* **Work request**:
Whenever a line of the data below holds the string "Flux", copy that line.

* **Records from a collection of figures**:
■ ■ ■ ■

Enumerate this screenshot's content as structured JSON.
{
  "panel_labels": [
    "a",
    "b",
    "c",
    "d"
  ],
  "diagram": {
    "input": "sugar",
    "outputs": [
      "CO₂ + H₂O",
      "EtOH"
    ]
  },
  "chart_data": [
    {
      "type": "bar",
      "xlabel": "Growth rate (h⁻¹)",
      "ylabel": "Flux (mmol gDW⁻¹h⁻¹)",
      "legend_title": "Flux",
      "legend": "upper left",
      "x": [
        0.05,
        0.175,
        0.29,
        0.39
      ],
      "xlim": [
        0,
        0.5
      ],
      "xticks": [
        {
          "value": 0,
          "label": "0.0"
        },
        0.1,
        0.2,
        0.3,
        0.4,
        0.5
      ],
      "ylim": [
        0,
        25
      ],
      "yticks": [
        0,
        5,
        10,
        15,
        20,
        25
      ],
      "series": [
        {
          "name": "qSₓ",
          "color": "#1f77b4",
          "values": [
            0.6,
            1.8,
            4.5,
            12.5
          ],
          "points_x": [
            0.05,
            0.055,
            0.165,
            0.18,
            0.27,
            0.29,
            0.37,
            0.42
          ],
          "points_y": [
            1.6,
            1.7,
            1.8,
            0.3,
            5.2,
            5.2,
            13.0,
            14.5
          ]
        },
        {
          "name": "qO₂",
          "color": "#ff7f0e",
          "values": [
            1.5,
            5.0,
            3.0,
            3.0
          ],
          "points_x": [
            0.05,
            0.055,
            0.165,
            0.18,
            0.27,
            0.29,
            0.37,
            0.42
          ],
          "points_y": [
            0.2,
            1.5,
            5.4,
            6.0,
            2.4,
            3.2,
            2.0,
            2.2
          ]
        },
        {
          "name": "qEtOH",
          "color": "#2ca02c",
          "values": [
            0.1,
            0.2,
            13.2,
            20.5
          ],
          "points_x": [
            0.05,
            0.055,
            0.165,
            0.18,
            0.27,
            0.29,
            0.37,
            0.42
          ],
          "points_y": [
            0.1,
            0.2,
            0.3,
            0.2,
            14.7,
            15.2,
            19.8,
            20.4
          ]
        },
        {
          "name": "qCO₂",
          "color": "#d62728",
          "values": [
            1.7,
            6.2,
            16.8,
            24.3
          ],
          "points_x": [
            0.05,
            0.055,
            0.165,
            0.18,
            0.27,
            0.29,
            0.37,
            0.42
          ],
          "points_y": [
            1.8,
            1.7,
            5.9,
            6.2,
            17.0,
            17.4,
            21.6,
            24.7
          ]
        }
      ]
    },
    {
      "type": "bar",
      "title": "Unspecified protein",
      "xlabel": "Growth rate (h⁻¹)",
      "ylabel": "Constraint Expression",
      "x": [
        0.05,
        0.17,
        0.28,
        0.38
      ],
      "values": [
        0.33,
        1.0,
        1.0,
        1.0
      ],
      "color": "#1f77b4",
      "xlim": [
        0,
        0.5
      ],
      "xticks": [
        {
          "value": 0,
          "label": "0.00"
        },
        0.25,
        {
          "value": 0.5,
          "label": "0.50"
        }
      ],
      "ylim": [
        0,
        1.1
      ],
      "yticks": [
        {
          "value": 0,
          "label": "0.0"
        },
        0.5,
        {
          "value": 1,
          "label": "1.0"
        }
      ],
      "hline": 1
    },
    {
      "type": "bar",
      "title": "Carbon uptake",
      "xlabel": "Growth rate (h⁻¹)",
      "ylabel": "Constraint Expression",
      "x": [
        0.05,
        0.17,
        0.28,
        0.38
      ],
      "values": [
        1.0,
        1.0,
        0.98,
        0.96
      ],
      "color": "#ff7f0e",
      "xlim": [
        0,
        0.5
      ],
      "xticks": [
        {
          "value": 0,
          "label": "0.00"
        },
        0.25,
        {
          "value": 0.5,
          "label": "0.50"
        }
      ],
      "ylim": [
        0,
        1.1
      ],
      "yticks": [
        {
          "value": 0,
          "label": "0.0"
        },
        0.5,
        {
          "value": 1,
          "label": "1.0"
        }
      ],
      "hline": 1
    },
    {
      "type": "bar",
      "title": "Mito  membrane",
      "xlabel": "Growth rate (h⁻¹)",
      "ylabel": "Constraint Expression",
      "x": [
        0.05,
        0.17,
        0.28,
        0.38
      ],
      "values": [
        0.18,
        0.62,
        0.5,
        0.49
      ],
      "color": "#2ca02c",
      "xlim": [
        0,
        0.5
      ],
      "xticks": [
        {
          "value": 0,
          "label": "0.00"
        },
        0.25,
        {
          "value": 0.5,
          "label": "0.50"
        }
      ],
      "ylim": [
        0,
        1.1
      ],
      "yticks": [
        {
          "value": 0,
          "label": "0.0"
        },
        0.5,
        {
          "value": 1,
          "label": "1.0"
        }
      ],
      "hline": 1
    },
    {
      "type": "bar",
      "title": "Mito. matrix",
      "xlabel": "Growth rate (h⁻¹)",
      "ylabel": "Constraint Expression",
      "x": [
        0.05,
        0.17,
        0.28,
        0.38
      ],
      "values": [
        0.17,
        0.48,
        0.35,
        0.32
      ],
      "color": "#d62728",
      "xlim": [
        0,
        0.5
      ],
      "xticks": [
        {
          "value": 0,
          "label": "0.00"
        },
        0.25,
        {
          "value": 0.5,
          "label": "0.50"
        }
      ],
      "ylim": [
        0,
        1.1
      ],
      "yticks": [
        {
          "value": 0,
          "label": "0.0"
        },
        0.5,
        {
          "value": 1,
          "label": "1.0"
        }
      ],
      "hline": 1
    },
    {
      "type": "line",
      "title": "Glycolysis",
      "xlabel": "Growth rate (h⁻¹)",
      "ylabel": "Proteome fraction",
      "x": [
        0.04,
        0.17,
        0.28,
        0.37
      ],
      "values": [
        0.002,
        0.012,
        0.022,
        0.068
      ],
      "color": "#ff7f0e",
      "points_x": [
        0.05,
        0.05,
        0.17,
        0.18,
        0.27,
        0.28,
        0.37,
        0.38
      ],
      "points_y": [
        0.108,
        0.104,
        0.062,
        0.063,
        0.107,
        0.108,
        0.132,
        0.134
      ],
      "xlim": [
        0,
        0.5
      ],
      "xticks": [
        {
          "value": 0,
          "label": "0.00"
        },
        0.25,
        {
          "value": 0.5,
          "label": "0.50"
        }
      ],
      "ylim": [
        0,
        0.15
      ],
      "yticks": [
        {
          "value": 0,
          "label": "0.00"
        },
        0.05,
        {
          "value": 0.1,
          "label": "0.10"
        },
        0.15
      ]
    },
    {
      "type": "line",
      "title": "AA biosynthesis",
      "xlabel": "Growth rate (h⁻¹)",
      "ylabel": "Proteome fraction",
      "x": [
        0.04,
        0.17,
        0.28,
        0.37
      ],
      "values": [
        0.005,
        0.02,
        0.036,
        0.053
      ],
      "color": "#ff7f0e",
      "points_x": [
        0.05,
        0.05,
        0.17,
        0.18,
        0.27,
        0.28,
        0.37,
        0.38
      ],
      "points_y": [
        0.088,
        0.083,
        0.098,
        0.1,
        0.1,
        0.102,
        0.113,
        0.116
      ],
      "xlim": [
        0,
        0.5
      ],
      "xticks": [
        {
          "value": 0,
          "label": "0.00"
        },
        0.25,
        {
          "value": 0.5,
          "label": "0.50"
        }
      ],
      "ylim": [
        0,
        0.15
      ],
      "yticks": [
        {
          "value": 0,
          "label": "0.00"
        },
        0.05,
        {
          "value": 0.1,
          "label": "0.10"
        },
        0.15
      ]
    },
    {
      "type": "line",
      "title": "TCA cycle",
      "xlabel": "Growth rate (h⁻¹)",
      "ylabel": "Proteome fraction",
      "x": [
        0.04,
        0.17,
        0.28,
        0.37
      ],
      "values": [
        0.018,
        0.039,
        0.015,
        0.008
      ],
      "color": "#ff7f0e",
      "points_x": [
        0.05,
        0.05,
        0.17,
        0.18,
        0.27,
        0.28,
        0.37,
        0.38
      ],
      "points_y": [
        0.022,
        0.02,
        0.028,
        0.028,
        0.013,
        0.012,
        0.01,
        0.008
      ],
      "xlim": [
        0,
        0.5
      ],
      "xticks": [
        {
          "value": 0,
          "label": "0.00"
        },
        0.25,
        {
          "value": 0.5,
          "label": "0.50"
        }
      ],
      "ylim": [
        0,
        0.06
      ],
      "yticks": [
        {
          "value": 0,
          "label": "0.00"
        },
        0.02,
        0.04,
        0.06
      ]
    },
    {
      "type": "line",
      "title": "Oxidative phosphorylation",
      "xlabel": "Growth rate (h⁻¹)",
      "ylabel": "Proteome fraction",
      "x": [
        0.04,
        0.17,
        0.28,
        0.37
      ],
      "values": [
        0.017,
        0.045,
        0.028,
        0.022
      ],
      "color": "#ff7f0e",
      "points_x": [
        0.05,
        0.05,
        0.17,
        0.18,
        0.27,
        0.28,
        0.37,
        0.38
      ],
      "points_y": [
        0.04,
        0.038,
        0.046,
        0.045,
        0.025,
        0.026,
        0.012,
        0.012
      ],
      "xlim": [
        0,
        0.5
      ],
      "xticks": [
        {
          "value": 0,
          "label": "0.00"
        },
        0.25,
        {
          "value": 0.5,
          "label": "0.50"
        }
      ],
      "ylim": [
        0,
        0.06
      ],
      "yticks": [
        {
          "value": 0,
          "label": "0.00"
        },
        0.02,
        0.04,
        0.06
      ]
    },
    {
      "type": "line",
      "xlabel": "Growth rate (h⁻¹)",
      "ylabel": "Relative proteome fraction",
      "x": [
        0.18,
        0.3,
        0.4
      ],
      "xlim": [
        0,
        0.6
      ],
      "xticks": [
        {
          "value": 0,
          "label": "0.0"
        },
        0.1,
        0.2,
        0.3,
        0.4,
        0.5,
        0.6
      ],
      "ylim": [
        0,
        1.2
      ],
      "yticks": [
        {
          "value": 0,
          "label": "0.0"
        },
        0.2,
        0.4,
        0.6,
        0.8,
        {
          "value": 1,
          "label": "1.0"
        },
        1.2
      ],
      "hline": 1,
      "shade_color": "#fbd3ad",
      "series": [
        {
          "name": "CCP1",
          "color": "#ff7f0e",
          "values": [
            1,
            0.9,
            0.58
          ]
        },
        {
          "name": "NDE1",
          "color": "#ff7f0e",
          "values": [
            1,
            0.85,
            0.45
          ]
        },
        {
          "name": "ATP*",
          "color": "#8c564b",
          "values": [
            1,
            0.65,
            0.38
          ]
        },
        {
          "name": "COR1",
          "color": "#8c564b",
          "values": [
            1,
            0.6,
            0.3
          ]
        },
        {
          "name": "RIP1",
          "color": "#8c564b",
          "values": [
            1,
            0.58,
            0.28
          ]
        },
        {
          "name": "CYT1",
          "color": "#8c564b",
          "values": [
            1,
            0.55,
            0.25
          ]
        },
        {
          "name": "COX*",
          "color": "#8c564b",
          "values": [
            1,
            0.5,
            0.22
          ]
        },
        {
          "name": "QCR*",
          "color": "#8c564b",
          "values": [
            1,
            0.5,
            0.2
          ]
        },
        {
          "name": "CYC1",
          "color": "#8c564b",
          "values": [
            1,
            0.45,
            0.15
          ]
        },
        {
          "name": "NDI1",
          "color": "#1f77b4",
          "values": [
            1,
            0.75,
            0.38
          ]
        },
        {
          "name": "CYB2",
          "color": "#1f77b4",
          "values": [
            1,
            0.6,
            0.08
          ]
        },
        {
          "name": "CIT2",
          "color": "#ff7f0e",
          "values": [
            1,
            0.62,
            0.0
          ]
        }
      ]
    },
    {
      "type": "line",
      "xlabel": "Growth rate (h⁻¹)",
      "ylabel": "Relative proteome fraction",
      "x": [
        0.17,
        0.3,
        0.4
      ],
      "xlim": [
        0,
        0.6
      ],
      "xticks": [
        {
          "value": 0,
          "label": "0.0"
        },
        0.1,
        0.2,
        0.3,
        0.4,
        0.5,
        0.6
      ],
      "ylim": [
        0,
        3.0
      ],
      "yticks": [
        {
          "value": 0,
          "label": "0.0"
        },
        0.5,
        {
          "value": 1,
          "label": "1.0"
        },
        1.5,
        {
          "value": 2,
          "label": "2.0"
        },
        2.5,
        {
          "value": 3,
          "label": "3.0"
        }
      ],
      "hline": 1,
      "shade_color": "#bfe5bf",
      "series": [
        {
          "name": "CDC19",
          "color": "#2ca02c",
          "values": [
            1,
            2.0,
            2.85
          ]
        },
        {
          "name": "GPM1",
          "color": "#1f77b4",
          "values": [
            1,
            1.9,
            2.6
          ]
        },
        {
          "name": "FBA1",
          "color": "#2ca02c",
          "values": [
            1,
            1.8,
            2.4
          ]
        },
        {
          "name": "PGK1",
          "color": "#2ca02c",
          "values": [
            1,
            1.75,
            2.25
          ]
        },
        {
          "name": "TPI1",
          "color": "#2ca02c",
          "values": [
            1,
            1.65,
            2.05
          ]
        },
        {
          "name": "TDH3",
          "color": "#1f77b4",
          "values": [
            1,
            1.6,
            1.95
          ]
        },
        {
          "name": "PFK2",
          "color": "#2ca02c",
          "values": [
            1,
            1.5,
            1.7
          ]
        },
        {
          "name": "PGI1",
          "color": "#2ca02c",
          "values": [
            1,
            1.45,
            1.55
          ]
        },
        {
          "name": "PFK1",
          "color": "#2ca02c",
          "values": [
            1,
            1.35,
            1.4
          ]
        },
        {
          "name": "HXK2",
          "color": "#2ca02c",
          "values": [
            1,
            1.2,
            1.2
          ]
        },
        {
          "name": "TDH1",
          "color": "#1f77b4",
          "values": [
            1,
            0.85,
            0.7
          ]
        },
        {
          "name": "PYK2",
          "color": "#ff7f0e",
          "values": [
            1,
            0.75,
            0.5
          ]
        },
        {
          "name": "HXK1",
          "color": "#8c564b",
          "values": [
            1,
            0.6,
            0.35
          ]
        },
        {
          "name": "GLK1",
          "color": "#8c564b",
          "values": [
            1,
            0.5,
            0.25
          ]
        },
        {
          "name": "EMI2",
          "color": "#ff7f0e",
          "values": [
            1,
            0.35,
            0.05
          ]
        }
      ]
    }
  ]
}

■ ■ ■ ■

* **Task response**:
      "ylabel": "Flux (mmol gDW⁻¹h⁻¹)",
      "legend_title": "Flux",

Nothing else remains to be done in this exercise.